#### SET TASK
List each line holding the string "regarding".

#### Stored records
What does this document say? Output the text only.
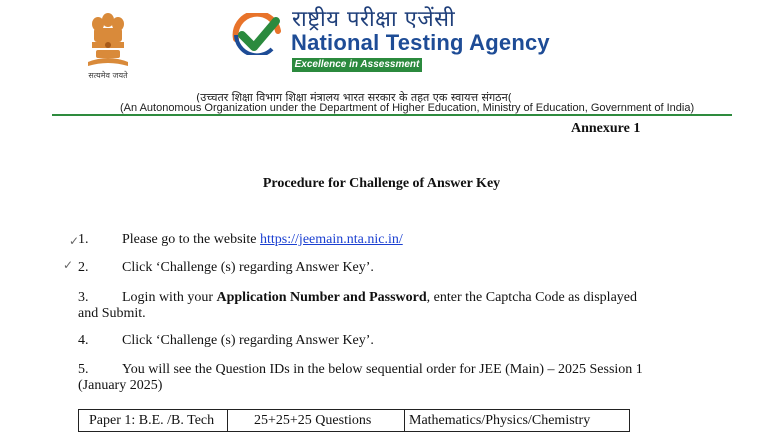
सत्यमेव जयते
राष्ट्रीय परीक्षा एजेंसी
National Testing Agency
Excellence in Assessment
(उच्चतर शिक्षा विभाग शिक्षा मंत्रालय भारत सरकार के तहत एक स्वायत्त संगठन(
(An Autonomous Organization under the Department of Higher Education, Ministry of Education, Government of India)
Annexure 1
Procedure for Challenge of Answer Key
✓
✓
1. Please go to the website https://jeemain.nta.nic.in/
2. Click ‘Challenge (s) regarding Answer Key’.
3. Login with your Application Number and Password, enter the Captcha Code as displayed
and Submit.
4. Click ‘Challenge (s) regarding Answer Key’.
5. You will see the Question IDs in the below sequential order for JEE (Main) – 2025 Session 1
(January 2025)
Paper 1: B.E. /B. Tech	25+25+25 Questions	Mathematics/Physics/Chemistry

#### ANSWER TO THE TASK
2. Click ‘Challenge (s) regarding Answer Key’.
4. Click ‘Challenge (s) regarding Answer Key’.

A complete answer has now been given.